WHAT THE EXERCISE ASKS >> Check each line of the listing for the string "data", count the lines that have it, and answer with that number only.

===============

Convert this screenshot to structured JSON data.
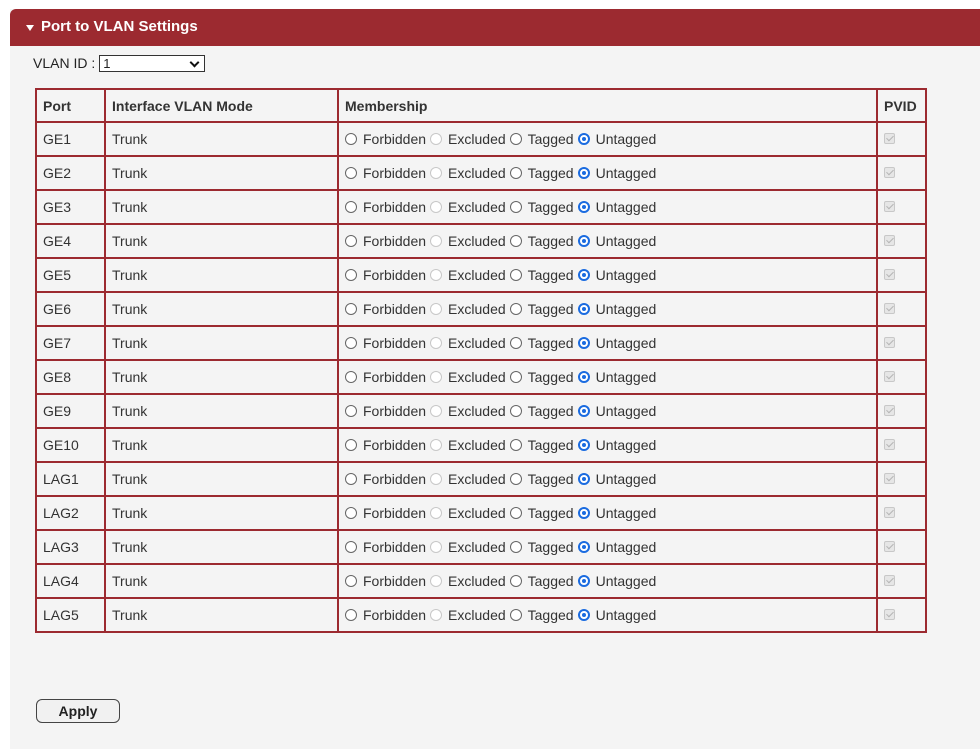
{
  "panel": {
    "title": "Port to VLAN Settings"
  },
  "vlan_id": {
    "label": "VLAN ID :",
    "selected": "1"
  },
  "table": {
    "headers": {
      "port": "Port",
      "mode": "Interface VLAN Mode",
      "membership": "Membership",
      "pvid": "PVID"
    },
    "options": [
      "Forbidden",
      "Excluded",
      "Tagged",
      "Untagged"
    ],
    "rows": [
      {
        "port": "GE1",
        "mode": "Trunk",
        "membership": "Untagged",
        "pvid": true
      },
      {
        "port": "GE2",
        "mode": "Trunk",
        "membership": "Untagged",
        "pvid": true
      },
      {
        "port": "GE3",
        "mode": "Trunk",
        "membership": "Untagged",
        "pvid": true
      },
      {
        "port": "GE4",
        "mode": "Trunk",
        "membership": "Untagged",
        "pvid": true
      },
      {
        "port": "GE5",
        "mode": "Trunk",
        "membership": "Untagged",
        "pvid": true
      },
      {
        "port": "GE6",
        "mode": "Trunk",
        "membership": "Untagged",
        "pvid": true
      },
      {
        "port": "GE7",
        "mode": "Trunk",
        "membership": "Untagged",
        "pvid": true
      },
      {
        "port": "GE8",
        "mode": "Trunk",
        "membership": "Untagged",
        "pvid": true
      },
      {
        "port": "GE9",
        "mode": "Trunk",
        "membership": "Untagged",
        "pvid": true
      },
      {
        "port": "GE10",
        "mode": "Trunk",
        "membership": "Untagged",
        "pvid": true
      },
      {
        "port": "LAG1",
        "mode": "Trunk",
        "membership": "Untagged",
        "pvid": true
      },
      {
        "port": "LAG2",
        "mode": "Trunk",
        "membership": "Untagged",
        "pvid": true
      },
      {
        "port": "LAG3",
        "mode": "Trunk",
        "membership": "Untagged",
        "pvid": true
      },
      {
        "port": "LAG4",
        "mode": "Trunk",
        "membership": "Untagged",
        "pvid": true
      },
      {
        "port": "LAG5",
        "mode": "Trunk",
        "membership": "Untagged",
        "pvid": true
      }
    ]
  },
  "apply_label": "Apply",
  "colors": {
    "header_bg": "#9c2a30",
    "border": "#9c2a30",
    "radio_checked": "#1a6be0",
    "panel_bg": "#f4f4f4"
  }
}
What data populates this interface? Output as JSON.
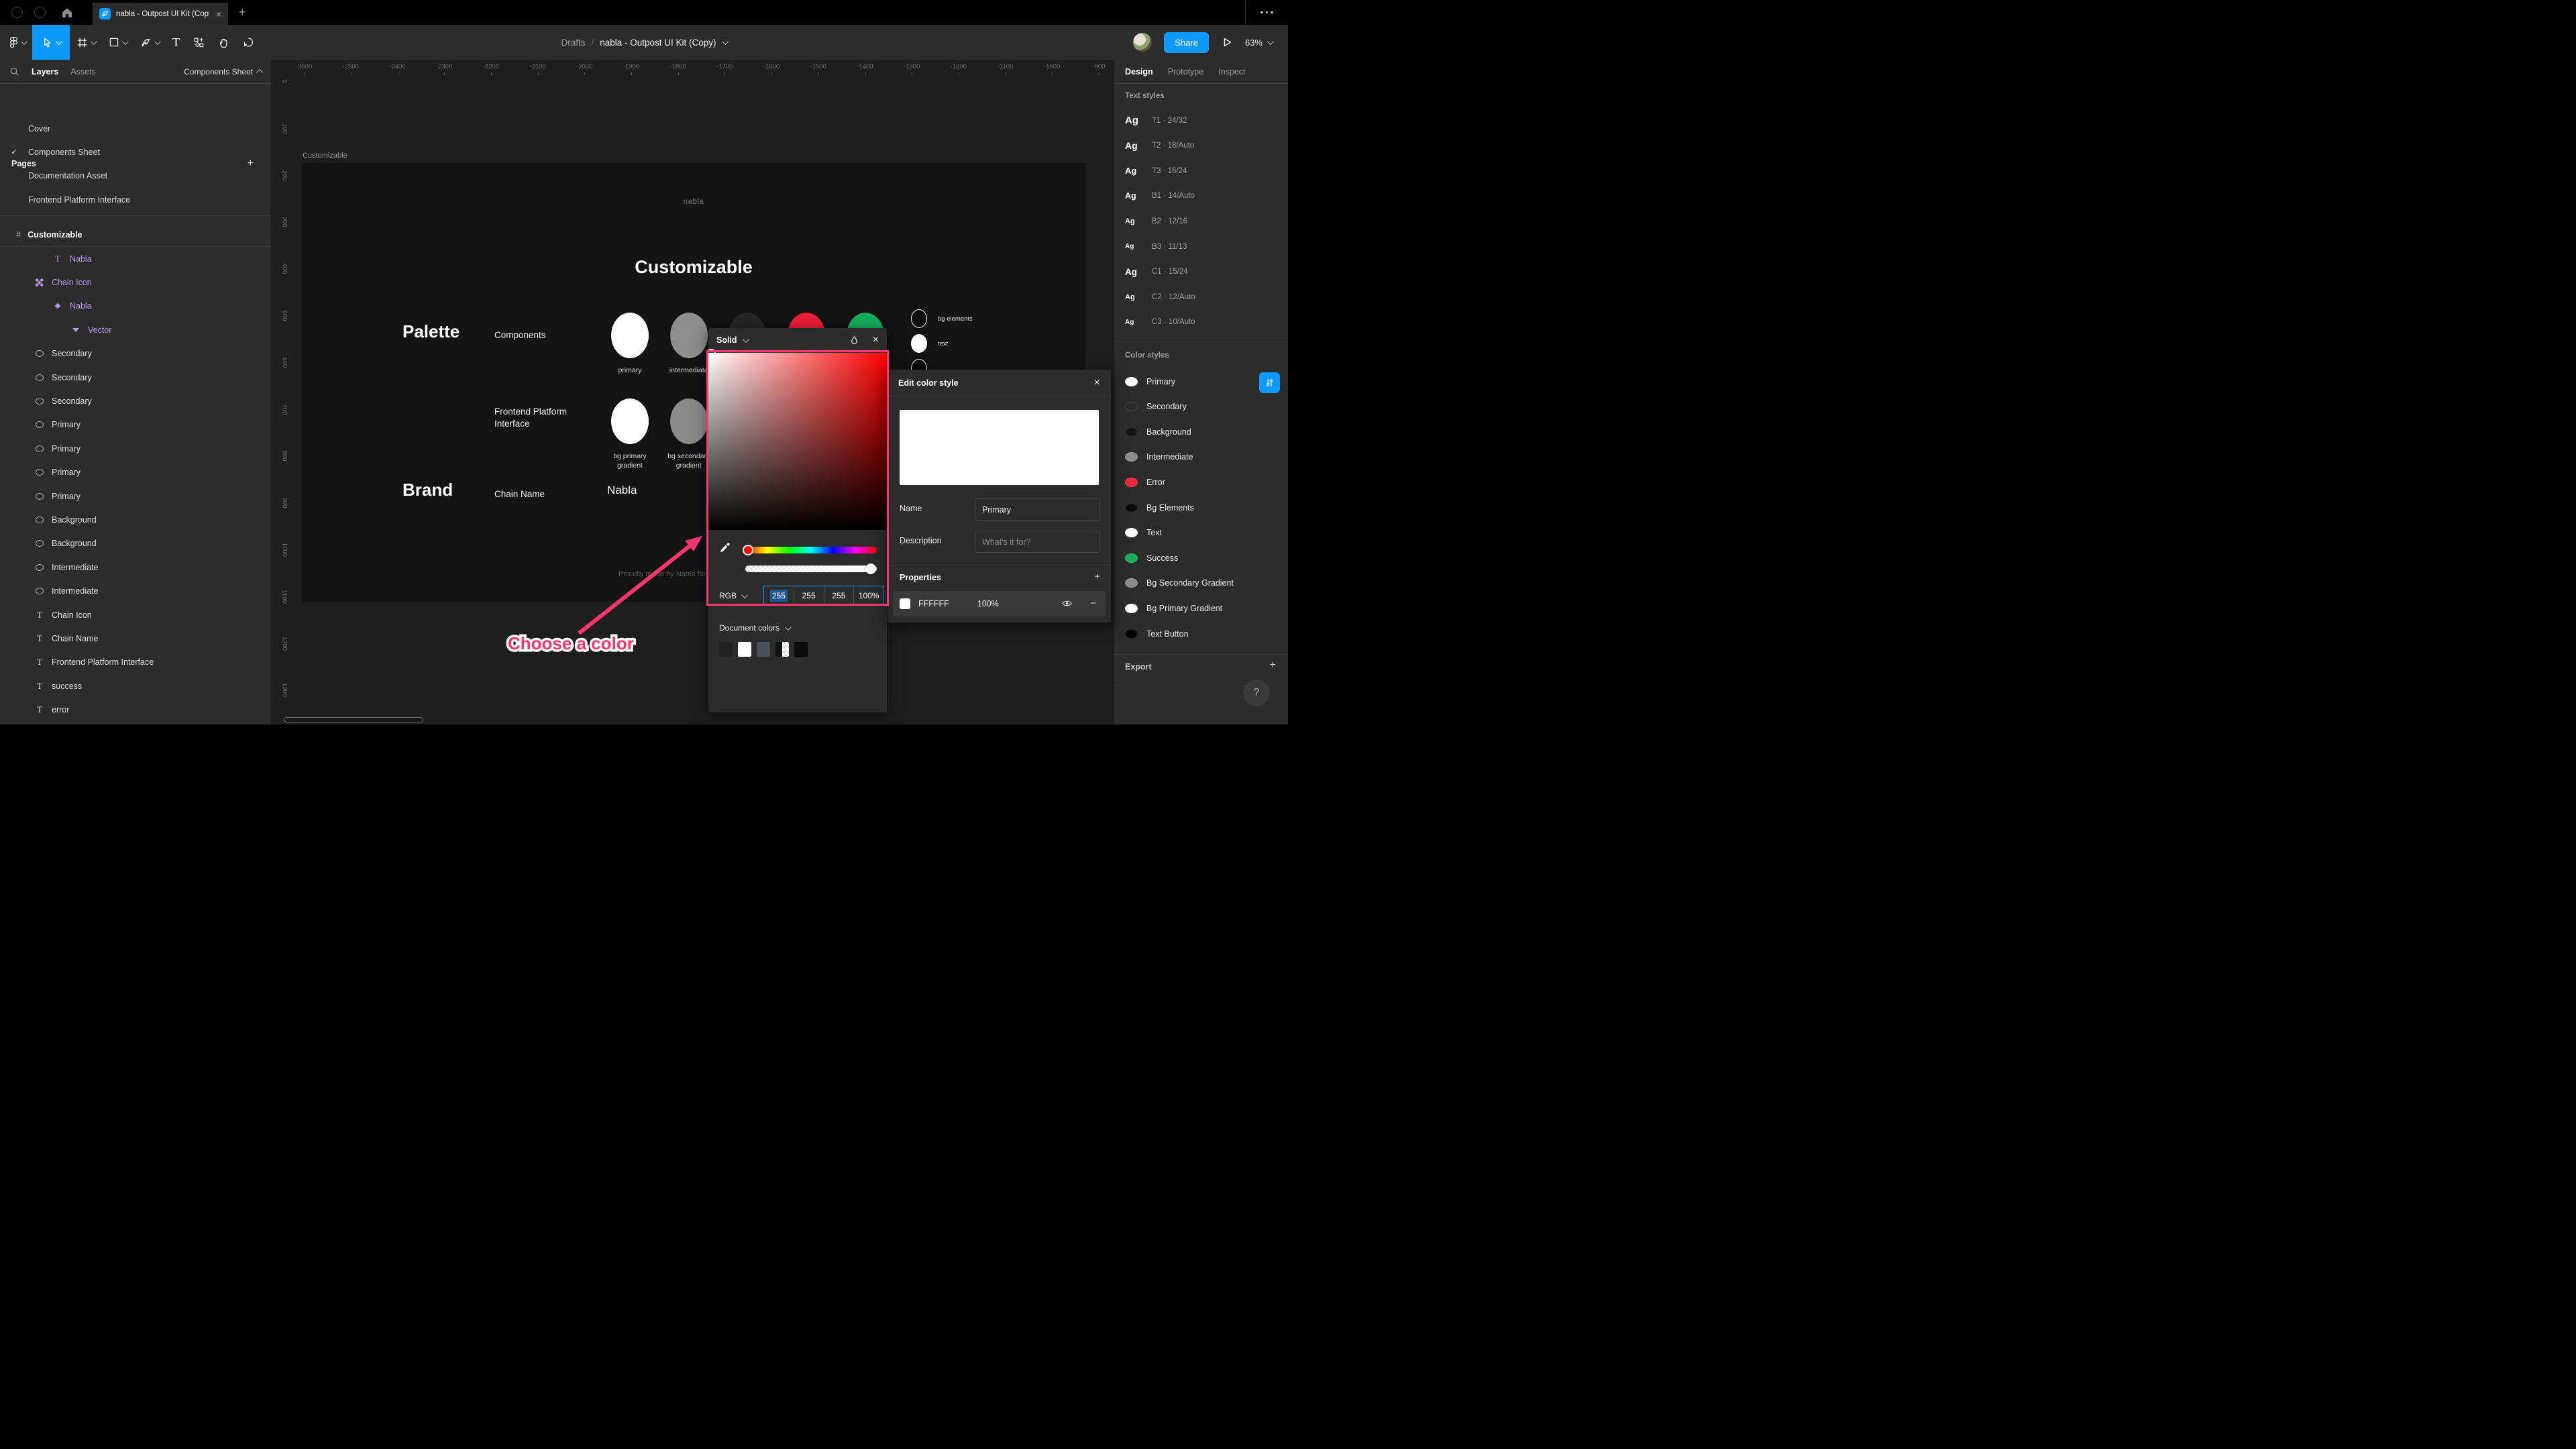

===============

TASK RESULT >> 2